EXERCISE
In the material below, identify each line bearing the word "Gardens". Reproduce those lines.

──────── EXERCISE DATA

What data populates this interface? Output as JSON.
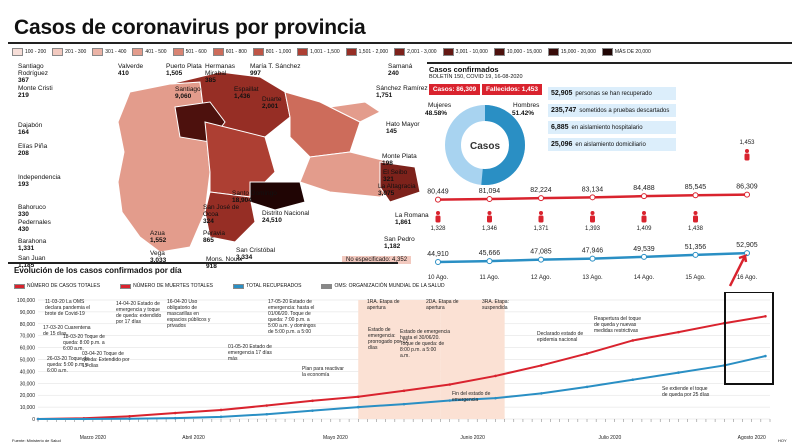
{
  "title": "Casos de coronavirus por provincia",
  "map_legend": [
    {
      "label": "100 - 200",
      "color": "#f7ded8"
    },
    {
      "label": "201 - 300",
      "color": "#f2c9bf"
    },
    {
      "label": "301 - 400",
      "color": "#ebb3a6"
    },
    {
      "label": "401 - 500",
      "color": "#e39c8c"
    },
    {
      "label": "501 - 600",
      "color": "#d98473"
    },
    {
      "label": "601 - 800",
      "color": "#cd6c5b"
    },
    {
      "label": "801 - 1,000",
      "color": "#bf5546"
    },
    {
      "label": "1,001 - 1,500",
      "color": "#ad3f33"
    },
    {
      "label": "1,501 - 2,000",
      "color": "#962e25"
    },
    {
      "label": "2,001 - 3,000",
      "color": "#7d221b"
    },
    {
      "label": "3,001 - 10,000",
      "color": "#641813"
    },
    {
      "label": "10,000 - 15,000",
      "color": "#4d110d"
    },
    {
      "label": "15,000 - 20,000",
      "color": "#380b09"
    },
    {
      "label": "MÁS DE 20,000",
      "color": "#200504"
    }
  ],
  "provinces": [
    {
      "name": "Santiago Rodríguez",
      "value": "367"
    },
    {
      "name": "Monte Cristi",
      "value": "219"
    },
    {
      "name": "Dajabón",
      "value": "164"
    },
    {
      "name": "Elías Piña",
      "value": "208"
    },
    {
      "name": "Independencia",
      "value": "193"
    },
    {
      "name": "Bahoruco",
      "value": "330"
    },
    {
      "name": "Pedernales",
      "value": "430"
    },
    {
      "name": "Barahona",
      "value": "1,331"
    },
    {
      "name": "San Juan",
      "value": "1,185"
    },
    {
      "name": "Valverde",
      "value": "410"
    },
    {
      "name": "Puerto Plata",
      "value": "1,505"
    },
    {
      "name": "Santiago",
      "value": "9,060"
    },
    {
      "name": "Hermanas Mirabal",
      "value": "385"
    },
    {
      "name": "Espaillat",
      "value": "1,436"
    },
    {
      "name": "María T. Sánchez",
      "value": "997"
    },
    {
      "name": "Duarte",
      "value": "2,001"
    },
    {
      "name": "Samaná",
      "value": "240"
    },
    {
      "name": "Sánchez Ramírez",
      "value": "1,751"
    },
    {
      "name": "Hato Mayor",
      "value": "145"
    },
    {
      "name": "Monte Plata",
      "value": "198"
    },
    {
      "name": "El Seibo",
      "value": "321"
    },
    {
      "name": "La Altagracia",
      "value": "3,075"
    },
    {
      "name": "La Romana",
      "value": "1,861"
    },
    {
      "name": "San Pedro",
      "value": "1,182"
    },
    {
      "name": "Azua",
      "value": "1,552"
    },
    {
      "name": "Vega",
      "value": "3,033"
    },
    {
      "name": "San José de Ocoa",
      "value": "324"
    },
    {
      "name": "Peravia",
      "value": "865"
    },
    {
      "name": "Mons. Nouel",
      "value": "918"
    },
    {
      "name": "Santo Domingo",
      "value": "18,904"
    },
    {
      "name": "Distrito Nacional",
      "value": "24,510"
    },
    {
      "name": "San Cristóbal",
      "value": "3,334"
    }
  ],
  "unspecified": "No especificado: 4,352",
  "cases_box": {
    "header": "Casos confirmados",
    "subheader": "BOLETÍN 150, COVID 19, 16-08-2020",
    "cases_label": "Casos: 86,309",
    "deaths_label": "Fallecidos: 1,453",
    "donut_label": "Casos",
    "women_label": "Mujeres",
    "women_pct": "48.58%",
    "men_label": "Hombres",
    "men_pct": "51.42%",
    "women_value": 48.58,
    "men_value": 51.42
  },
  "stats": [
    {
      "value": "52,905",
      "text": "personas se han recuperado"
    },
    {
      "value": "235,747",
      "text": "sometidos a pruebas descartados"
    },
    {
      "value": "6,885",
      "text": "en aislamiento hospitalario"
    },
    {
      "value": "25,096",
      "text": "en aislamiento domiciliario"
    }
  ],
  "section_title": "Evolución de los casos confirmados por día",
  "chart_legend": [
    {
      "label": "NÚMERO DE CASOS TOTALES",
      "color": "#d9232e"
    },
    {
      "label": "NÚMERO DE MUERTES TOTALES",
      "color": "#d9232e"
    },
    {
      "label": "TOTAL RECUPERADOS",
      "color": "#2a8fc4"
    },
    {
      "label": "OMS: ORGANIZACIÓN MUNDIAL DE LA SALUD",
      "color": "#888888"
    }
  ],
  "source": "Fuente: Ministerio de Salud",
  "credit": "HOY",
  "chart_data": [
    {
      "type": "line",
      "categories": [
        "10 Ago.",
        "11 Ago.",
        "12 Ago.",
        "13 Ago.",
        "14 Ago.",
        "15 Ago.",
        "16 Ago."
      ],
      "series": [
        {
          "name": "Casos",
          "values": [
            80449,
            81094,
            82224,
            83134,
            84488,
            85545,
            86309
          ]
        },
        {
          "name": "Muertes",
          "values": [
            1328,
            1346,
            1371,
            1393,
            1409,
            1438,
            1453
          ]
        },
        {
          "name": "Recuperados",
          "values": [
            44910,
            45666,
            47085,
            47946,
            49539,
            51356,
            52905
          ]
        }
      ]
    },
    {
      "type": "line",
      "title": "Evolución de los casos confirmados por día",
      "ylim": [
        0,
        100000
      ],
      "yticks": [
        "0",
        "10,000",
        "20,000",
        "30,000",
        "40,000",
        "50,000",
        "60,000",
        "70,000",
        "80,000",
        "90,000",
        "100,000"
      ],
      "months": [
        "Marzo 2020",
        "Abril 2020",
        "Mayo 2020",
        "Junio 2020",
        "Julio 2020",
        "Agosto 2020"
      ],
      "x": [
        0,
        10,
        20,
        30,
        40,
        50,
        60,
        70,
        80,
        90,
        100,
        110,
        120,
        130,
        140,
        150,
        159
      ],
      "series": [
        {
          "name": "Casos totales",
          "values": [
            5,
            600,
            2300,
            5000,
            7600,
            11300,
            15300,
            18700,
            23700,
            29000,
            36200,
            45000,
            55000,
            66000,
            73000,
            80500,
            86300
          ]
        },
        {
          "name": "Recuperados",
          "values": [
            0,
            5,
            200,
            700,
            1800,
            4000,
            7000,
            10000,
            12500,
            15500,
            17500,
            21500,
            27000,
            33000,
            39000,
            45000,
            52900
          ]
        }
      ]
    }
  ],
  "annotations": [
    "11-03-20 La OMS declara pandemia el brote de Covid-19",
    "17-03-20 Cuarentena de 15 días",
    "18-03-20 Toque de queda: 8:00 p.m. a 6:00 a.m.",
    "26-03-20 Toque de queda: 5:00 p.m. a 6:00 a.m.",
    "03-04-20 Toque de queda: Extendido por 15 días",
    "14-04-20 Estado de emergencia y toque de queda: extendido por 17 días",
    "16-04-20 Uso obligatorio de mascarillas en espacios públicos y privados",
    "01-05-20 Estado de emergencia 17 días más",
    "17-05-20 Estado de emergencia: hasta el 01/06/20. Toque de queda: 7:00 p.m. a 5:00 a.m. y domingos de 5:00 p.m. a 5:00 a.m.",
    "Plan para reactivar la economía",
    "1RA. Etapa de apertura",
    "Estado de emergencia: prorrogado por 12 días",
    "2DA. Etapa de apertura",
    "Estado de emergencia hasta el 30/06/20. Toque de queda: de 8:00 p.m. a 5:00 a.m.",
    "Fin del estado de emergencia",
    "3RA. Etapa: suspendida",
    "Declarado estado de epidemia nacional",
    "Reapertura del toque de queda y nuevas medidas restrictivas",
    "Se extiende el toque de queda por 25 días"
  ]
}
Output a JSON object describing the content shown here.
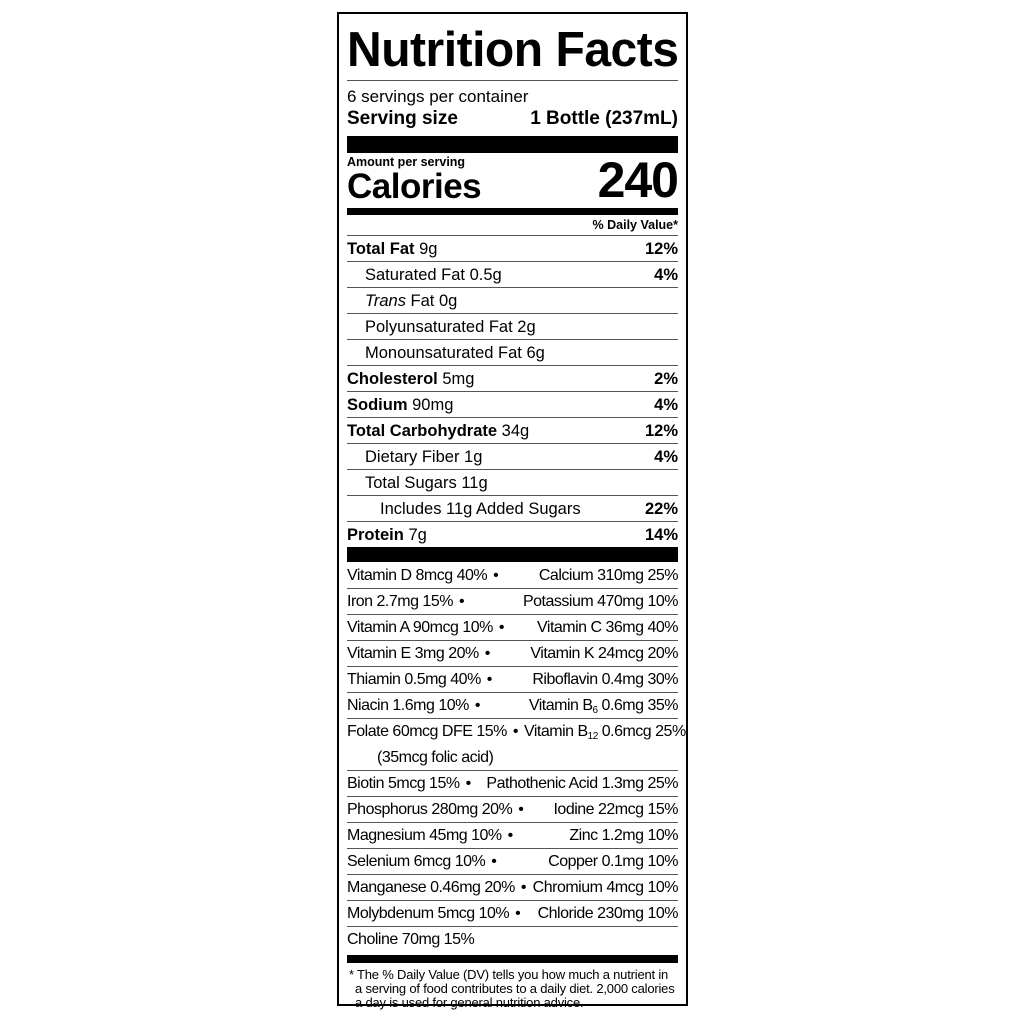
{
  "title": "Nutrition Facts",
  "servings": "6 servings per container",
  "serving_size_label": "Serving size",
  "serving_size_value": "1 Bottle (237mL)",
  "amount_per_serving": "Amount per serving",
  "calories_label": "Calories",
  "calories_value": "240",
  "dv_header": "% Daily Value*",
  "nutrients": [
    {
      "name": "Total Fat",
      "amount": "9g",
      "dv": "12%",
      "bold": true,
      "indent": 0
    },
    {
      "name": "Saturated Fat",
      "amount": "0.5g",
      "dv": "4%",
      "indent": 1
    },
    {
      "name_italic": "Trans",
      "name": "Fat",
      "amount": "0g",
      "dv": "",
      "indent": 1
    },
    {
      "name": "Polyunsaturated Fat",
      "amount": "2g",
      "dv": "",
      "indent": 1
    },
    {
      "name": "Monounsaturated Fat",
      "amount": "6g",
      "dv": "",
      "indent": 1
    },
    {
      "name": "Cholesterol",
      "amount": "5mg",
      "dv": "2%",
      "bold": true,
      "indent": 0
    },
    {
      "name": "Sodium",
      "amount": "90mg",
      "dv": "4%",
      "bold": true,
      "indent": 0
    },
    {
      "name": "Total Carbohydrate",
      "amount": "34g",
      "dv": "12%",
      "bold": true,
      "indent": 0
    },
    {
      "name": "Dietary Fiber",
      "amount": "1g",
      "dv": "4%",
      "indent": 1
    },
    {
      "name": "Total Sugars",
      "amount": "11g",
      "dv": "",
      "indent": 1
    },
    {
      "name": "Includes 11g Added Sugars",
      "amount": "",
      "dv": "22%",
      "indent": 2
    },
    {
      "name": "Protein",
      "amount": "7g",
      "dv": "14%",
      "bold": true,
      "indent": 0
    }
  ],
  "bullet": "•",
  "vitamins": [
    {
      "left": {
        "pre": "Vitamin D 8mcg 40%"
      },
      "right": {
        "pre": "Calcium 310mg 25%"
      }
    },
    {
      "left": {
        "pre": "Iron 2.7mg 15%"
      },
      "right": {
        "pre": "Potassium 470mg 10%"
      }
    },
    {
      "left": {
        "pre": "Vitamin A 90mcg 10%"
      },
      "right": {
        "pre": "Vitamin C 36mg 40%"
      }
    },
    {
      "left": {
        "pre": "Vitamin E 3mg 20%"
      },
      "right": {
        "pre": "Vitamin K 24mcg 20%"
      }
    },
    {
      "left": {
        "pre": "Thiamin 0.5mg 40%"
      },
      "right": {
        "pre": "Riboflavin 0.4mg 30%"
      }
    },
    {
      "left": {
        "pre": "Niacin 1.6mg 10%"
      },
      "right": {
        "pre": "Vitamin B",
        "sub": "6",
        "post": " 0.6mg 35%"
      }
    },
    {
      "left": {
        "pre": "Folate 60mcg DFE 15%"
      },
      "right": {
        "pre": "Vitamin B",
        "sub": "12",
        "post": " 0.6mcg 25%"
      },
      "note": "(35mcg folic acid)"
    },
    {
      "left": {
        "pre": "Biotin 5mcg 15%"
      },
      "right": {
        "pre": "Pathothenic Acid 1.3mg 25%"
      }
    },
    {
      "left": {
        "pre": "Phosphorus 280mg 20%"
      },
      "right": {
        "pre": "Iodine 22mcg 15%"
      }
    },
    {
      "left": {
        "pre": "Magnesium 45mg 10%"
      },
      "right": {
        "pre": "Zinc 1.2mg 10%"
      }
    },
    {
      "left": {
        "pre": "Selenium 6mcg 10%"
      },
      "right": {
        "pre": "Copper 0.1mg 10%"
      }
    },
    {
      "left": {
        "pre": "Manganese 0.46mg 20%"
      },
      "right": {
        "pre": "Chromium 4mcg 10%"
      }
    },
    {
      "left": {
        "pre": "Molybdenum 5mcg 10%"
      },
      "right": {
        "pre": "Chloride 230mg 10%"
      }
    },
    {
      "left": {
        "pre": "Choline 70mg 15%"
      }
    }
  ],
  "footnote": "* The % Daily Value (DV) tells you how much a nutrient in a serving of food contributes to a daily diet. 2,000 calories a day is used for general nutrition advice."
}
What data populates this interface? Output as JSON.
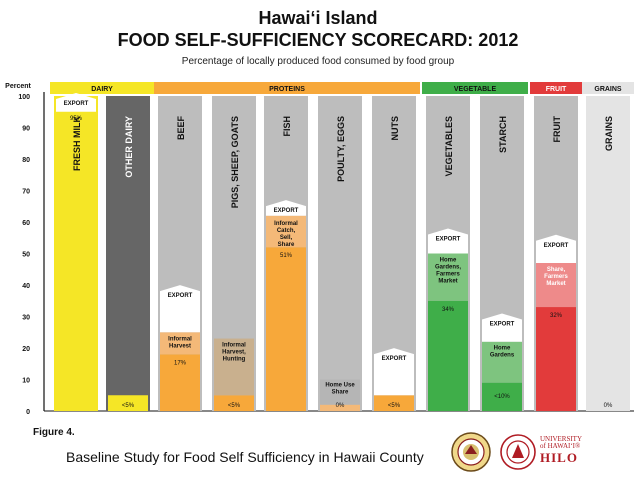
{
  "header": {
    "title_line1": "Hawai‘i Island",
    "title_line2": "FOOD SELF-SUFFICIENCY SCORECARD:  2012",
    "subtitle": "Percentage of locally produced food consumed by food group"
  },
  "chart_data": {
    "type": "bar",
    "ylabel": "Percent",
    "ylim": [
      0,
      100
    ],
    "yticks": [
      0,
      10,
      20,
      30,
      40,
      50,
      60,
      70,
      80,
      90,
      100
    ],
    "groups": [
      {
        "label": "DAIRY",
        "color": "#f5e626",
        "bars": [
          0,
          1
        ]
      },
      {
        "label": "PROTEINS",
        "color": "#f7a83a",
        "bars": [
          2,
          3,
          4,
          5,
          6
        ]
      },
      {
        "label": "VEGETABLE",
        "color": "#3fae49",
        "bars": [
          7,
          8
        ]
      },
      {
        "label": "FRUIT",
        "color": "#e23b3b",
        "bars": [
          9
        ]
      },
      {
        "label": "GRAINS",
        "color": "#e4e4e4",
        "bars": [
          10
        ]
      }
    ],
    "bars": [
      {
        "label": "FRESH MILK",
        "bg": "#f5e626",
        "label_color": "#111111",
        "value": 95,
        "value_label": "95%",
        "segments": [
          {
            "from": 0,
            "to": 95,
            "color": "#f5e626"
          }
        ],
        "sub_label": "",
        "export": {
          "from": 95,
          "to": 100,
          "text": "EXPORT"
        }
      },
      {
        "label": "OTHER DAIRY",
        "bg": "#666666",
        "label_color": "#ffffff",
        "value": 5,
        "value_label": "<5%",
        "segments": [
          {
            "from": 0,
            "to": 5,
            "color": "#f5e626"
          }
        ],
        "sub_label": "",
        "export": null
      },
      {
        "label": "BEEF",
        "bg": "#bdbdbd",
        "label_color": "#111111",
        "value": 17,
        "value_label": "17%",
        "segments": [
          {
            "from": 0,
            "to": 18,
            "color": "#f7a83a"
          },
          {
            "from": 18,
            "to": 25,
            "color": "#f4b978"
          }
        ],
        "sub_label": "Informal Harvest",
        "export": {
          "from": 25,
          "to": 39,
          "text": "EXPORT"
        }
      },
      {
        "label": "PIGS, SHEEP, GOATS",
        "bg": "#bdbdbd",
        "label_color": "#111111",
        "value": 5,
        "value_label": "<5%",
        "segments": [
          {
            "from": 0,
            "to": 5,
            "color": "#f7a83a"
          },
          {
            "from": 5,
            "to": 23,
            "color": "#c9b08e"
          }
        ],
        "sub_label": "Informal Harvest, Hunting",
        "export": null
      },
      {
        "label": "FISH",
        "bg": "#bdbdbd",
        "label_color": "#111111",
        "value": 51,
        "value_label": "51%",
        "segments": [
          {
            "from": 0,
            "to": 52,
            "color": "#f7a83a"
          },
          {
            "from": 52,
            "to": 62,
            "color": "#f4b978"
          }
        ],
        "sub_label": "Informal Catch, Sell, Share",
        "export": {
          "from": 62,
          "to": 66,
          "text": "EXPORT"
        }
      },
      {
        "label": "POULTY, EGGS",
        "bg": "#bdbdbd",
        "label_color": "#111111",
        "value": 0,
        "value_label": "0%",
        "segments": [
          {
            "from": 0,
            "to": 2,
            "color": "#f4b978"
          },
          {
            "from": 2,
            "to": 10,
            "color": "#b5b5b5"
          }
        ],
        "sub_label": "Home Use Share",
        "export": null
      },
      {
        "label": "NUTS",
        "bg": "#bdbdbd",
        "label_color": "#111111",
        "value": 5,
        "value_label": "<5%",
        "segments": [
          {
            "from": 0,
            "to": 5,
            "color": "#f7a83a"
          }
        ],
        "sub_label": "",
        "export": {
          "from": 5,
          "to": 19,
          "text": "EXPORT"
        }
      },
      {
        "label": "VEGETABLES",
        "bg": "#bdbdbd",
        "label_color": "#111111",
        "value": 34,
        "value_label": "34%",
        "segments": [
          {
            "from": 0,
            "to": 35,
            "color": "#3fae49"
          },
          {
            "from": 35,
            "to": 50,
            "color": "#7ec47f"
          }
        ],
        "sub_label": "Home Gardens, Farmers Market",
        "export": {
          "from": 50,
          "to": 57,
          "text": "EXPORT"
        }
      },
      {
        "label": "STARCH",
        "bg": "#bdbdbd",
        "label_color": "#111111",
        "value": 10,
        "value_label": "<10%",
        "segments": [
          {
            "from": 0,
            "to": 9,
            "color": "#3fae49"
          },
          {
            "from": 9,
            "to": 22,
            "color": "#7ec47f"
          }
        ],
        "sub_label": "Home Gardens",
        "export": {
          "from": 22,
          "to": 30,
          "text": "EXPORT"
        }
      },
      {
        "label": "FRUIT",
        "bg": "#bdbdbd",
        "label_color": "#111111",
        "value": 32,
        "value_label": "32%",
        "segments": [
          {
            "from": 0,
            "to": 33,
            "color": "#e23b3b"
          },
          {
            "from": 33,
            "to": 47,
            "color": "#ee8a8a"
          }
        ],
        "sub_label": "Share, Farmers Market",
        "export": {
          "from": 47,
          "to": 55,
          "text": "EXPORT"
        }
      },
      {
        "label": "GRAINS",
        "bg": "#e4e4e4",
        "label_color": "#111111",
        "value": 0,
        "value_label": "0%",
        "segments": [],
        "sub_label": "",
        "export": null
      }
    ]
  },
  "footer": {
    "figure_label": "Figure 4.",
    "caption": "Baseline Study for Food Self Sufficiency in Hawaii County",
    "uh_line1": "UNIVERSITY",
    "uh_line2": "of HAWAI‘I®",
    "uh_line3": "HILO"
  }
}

────────────────

ANSWER BELOW
        "sub_label": "Home Gardens, Farmers Market",
        "sub_label": "Home Gardens",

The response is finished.